# Goal
Copy the material that follows word for word and omit its pictures.

# Task data
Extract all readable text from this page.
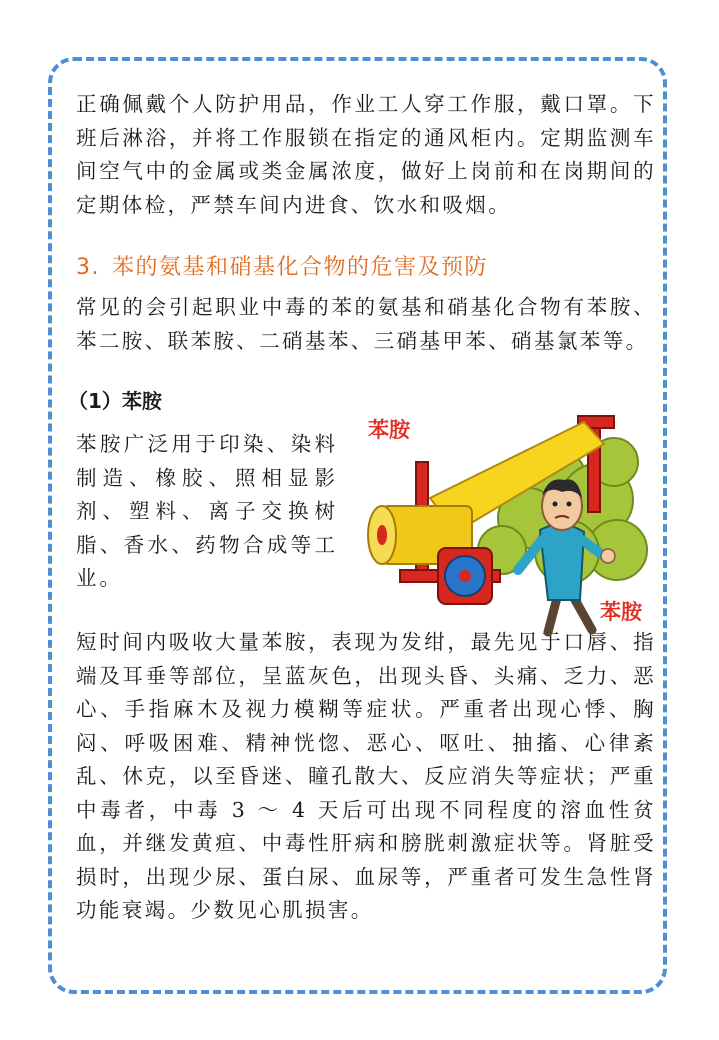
正确佩戴个人防护用品，作业工人穿工作服，戴口罩。下班后淋浴，并将工作服锁在指定的通风柜内。定期监测车间空气中的金属或类金属浓度，做好上岗前和在岗期间的定期体检，严禁车间内进食、饮水和吸烟。

3. 苯的氨基和硝基化合物的危害及预防

常见的会引起职业中毒的苯的氨基和硝基化合物有苯胺、苯二胺、联苯胺、二硝基苯、三硝基甲苯、硝基氯苯等。

（1）苯胺

苯胺广泛用于印染、染料制造、橡胶、照相显影剂、塑料、离子交换树脂、香水、药物合成等工业。

苯胺
苯胺

短时间内吸收大量苯胺，表现为发绀，最先见于口唇、指端及耳垂等部位，呈蓝灰色，出现头昏、头痛、乏力、恶心、手指麻木及视力模糊等症状。严重者出现心悸、胸闷、呼吸困难、精神恍惚、恶心、呕吐、抽搐、心律紊乱、休克，以至昏迷、瞳孔散大、反应消失等症状；严重中毒者，中毒 3 ～ 4 天后可出现不同程度的溶血性贫血，并继发黄疸、中毒性肝病和膀胱刺激症状等。肾脏受损时，出现少尿、蛋白尿、血尿等，严重者可发生急性肾功能衰竭。少数见心肌损害。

# Expected answer
Extract all readable text from this page.
正确佩戴个人防护用品，作业工人穿工作服，戴口罩。下班后淋浴，并将工作服锁在指定的通风柜内。定期监测车间空气中的金属或类金属浓度，做好上岗前和在岗期间的定期体检，严禁车间内进食、饮水和吸烟。

3. 苯的氨基和硝基化合物的危害及预防

常见的会引起职业中毒的苯的氨基和硝基化合物有苯胺、苯二胺、联苯胺、二硝基苯、三硝基甲苯、硝基氯苯等。

（1）苯胺

苯胺广泛用于印染、染料制造、橡胶、照相显影剂、塑料、离子交换树脂、香水、药物合成等工业。

苯胺
苯胺

短时间内吸收大量苯胺，表现为发绀，最先见于口唇、指端及耳垂等部位，呈蓝灰色，出现头昏、头痛、乏力、恶心、手指麻木及视力模糊等症状。严重者出现心悸、胸闷、呼吸困难、精神恍惚、恶心、呕吐、抽搐、心律紊乱、休克，以至昏迷、瞳孔散大、反应消失等症状；严重中毒者，中毒 3 ～ 4 天后可出现不同程度的溶血性贫血，并继发黄疸、中毒性肝病和膀胱刺激症状等。肾脏受损时，出现少尿、蛋白尿、血尿等，严重者可发生急性肾功能衰竭。少数见心肌损害。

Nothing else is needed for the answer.